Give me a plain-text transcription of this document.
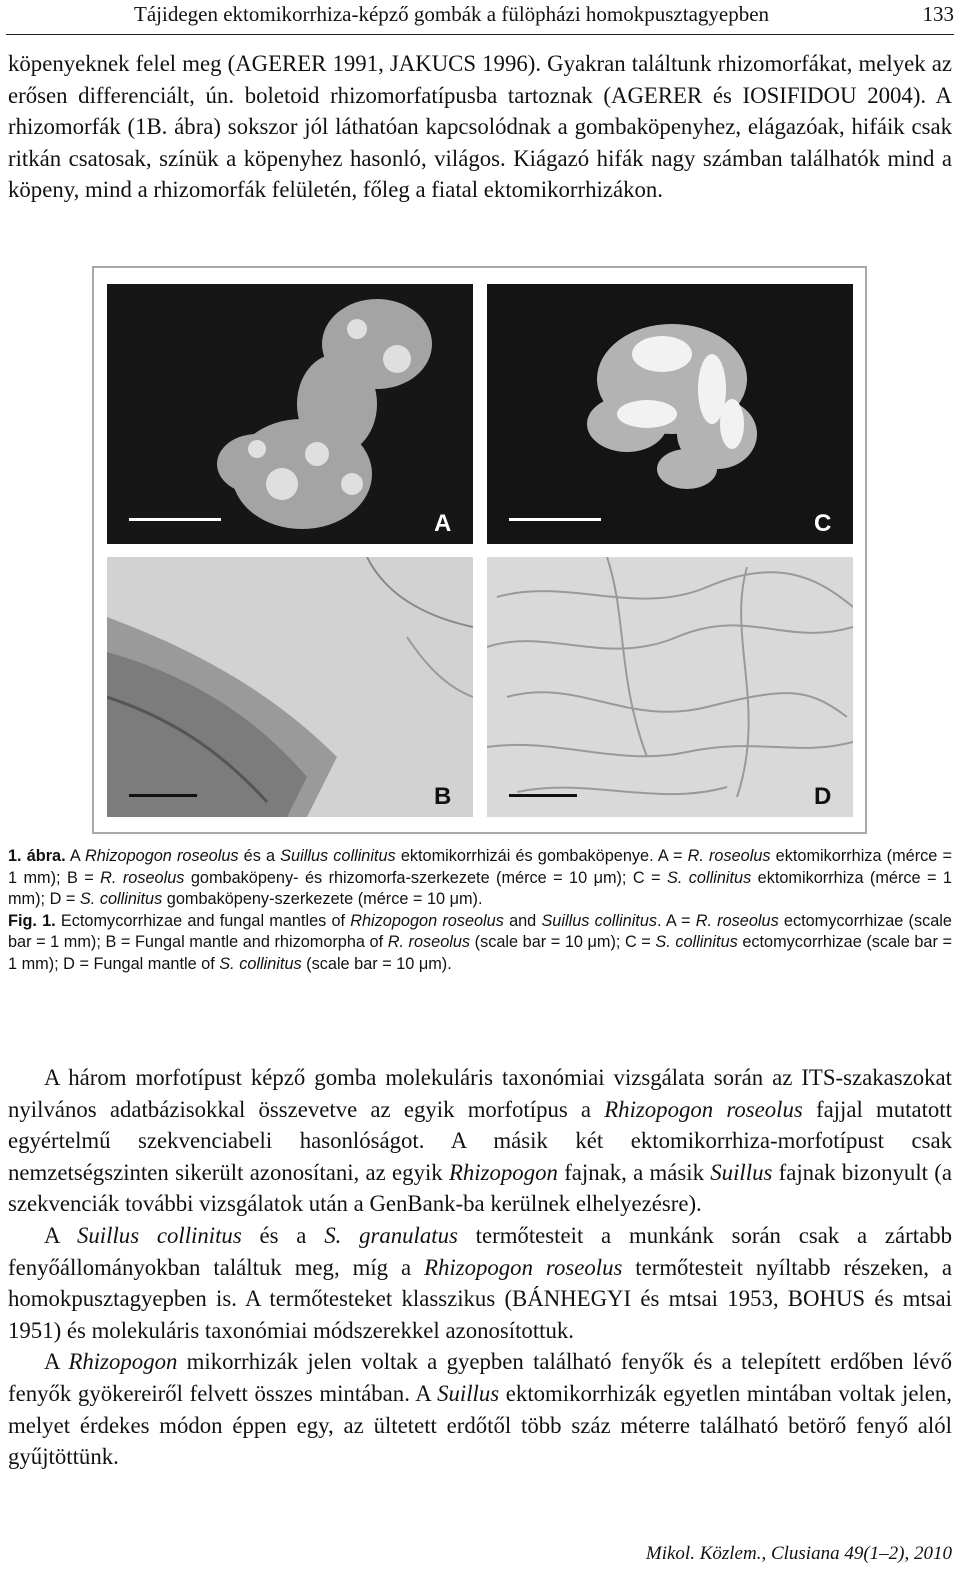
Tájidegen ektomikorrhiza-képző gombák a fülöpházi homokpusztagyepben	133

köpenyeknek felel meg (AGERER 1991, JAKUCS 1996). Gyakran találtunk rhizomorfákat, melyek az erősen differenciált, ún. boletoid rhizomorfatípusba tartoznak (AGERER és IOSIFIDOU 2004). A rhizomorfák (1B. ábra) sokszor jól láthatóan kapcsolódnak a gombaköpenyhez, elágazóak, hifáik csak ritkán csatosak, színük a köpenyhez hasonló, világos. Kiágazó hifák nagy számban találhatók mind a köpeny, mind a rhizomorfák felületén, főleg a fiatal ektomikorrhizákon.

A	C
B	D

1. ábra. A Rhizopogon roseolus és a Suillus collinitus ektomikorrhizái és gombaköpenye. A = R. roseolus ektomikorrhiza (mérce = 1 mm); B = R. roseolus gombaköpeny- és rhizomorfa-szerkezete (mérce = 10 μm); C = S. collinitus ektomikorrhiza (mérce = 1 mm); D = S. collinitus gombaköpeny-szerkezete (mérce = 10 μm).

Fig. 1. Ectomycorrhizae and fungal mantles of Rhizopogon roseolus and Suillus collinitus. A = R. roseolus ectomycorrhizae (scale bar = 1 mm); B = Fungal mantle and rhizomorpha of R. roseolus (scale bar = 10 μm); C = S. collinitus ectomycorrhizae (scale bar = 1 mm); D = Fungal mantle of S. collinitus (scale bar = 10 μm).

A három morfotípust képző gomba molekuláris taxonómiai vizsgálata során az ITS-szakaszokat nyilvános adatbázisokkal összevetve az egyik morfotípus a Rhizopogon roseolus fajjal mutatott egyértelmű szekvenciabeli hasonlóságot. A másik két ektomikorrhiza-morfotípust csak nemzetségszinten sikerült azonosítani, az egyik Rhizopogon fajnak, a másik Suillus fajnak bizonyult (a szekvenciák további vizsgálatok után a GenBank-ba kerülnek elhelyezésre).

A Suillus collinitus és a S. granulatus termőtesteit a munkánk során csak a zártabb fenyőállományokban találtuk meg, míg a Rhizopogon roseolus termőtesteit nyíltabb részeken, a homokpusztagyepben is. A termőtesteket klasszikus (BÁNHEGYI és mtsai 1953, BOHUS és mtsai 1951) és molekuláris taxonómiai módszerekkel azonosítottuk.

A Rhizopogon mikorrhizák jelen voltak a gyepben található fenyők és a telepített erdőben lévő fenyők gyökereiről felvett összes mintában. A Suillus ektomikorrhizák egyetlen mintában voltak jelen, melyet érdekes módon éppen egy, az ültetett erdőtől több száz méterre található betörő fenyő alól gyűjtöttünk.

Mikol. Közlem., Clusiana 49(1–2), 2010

=======

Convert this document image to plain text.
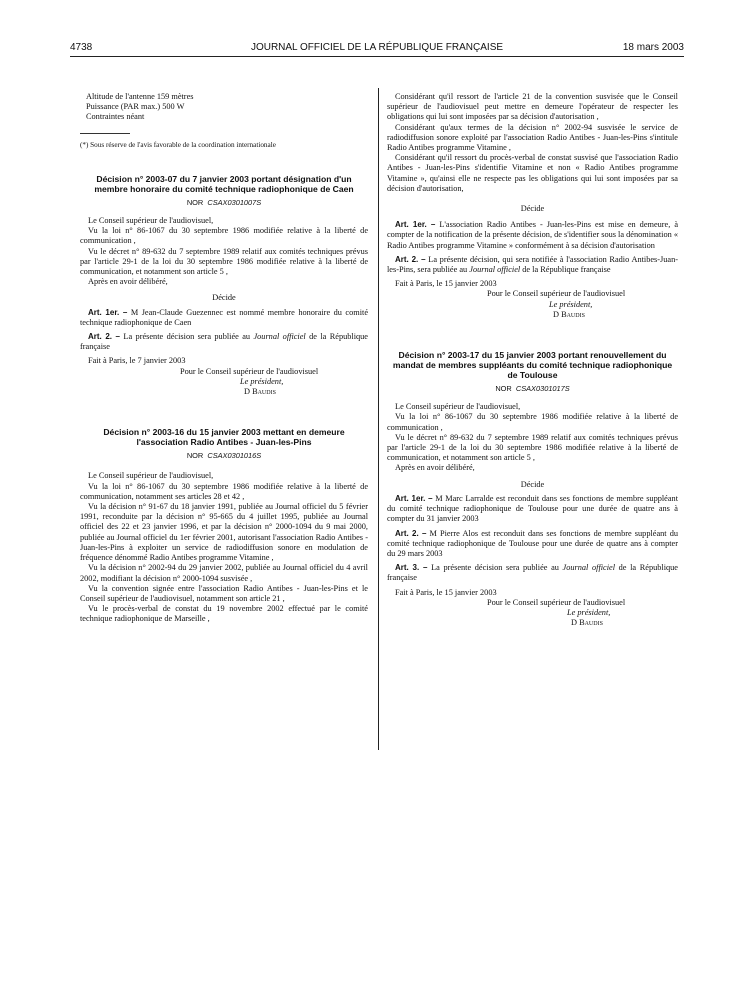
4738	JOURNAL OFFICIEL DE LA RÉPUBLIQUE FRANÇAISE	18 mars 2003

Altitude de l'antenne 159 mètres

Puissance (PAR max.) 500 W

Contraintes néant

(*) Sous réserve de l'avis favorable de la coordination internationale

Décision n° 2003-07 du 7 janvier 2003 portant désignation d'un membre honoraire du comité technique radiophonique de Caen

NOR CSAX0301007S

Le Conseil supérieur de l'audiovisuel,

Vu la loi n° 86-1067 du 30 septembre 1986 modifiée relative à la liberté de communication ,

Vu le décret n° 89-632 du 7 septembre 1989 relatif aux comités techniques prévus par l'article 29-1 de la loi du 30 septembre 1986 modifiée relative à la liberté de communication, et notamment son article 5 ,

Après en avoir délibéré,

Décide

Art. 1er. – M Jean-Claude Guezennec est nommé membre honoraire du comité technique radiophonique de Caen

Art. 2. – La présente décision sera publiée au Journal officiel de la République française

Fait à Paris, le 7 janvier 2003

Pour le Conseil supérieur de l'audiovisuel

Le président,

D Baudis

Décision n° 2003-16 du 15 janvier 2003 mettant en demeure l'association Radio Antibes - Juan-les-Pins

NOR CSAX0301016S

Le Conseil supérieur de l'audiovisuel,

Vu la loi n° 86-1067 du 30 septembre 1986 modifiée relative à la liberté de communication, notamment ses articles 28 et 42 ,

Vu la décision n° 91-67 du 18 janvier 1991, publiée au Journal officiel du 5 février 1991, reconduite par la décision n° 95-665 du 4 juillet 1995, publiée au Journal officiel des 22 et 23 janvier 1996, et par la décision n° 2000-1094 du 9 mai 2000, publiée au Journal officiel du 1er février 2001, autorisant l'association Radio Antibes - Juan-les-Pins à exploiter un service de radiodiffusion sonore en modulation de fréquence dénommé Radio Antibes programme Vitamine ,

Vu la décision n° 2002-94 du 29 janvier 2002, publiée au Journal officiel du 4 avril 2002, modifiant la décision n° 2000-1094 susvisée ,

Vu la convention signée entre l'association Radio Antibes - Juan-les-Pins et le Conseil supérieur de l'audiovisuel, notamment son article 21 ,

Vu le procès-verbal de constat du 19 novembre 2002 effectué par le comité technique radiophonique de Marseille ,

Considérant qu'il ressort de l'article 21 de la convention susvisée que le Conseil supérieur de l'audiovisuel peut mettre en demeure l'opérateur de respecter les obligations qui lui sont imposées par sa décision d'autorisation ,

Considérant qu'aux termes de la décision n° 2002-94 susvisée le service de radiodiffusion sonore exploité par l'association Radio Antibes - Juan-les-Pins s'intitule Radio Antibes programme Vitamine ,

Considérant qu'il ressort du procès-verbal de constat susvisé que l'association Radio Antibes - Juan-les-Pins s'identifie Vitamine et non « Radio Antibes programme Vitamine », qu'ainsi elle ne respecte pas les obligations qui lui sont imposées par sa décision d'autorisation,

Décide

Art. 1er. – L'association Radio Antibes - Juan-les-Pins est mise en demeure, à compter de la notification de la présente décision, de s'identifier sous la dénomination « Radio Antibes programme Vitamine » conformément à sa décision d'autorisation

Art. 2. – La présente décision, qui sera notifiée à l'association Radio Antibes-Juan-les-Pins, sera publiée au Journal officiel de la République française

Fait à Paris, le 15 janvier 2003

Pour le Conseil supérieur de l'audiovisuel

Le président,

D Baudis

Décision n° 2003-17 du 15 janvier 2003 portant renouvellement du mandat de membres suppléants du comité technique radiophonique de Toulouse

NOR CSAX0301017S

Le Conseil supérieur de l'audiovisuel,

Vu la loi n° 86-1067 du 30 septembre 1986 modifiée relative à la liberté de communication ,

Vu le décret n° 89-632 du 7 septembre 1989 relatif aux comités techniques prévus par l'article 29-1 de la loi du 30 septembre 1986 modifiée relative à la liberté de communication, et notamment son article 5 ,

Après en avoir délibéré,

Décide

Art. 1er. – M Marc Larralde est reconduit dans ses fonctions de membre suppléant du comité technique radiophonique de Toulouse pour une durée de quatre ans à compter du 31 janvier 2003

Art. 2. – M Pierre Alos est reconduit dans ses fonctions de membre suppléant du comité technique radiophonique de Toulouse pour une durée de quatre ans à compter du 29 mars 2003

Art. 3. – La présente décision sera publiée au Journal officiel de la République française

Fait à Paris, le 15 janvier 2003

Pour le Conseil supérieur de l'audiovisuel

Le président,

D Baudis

=======

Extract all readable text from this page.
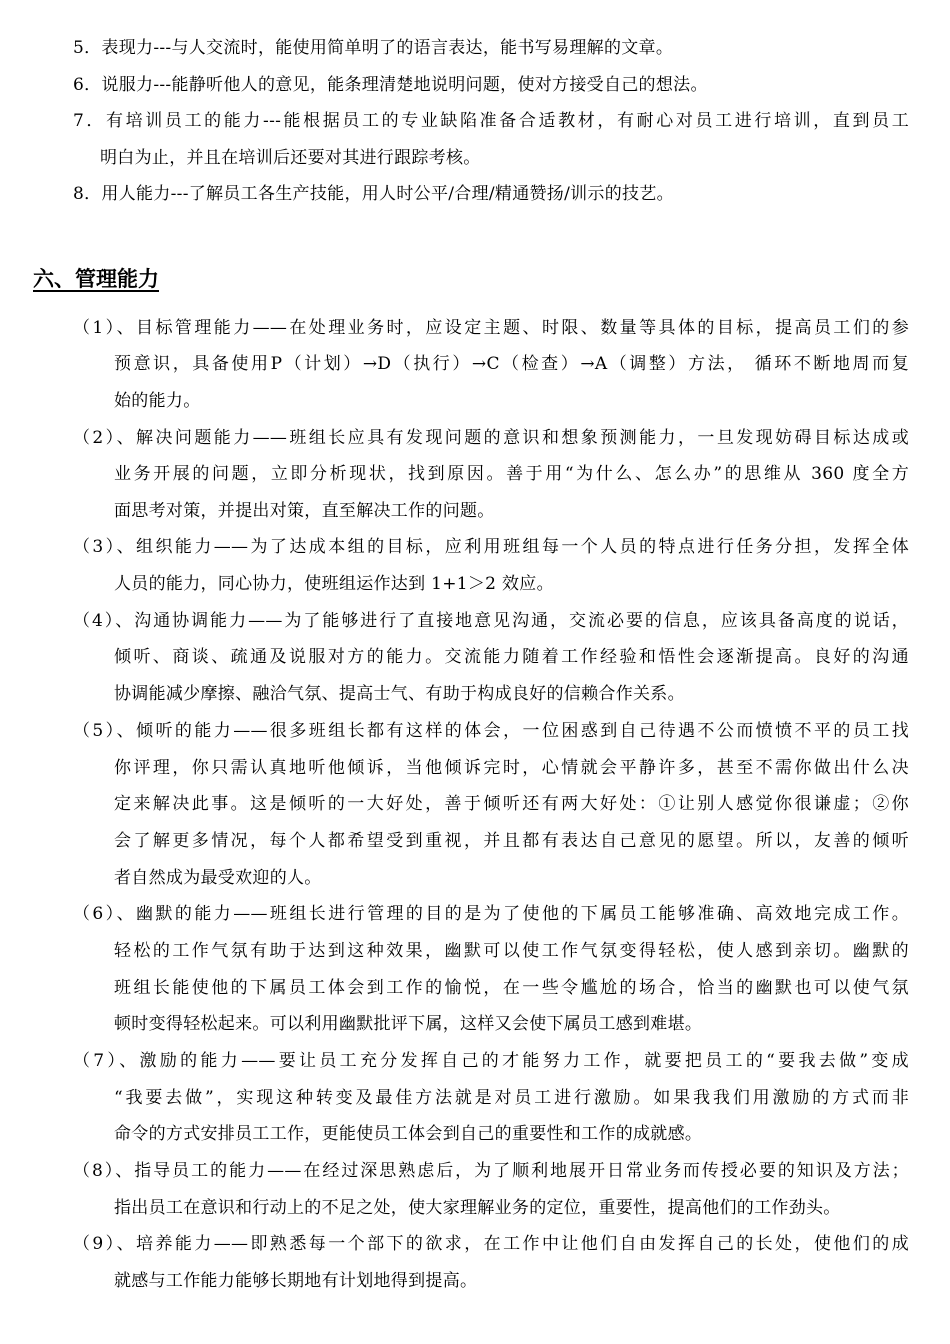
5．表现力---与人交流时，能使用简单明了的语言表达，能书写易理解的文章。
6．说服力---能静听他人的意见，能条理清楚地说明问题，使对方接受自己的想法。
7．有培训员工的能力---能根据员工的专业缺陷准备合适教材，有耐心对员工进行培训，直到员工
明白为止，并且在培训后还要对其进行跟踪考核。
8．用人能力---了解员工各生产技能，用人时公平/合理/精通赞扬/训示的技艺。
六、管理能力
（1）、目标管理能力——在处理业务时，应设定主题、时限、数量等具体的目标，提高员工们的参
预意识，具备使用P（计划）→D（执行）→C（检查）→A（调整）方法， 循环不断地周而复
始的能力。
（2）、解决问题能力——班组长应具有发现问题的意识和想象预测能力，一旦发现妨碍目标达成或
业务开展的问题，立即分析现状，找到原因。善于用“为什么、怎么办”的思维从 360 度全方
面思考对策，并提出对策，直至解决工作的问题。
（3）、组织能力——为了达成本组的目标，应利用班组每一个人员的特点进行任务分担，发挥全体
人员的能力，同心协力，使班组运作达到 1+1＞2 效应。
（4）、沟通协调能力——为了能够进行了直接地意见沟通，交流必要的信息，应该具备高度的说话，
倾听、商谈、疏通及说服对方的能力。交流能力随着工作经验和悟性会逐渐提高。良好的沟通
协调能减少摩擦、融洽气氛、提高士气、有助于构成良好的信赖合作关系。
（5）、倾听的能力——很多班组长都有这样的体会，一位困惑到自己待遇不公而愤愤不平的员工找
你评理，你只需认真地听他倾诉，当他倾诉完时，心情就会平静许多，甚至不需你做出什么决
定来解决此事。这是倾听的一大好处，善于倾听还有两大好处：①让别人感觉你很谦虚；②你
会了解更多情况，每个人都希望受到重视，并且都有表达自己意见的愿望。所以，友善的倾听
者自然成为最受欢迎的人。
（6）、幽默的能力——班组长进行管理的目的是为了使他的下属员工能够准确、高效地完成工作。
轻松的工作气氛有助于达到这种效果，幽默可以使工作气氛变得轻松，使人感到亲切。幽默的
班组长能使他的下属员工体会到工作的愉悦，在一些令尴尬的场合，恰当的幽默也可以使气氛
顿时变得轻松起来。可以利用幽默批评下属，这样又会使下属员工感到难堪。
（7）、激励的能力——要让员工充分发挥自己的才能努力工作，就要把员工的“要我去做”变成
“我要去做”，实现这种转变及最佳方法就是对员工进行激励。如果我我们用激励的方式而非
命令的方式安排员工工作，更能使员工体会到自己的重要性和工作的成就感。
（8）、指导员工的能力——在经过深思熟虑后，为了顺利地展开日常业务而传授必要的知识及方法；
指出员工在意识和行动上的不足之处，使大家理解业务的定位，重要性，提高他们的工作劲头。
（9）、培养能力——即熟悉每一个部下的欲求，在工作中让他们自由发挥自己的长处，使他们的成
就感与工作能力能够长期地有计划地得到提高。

=======

Consider the entries above and return each line with the string "ektomikorrhiza".

Tájidegen ektomikorrhiza-képző gombák a fülöpházi homokpusztagyepben	133
1. ábra. A Rhizopogon roseolus és a Suillus collinitus ektomikorrhizái és gombaköpenye. A = R. roseolus ektomikorrhiza (mérce = 1 mm); B = R. roseolus gombaköpeny- és rhizomorfa-szerkezete (mérce = 10 μm); C = S. collinitus ektomikorrhiza (mérce = 1 mm); D = S. collinitus gombaköpeny-szerkezete (mérce = 10 μm).
A három morfotípust képző gomba molekuláris taxonómiai vizsgálata során az ITS-szakaszokat nyilvános adatbázisokkal összevetve az egyik morfotípus a Rhizopogon roseolus fajjal mutatott egyértelmű szekvenciabeli hasonlóságot. A másik két ektomikorrhiza-morfotípust csak nemzetségszinten sikerült azonosítani, az egyik Rhizopogon fajnak, a másik Suillus fajnak bizonyult (a szekvenciák további vizsgálatok után a GenBank-ba kerülnek elhelyezésre).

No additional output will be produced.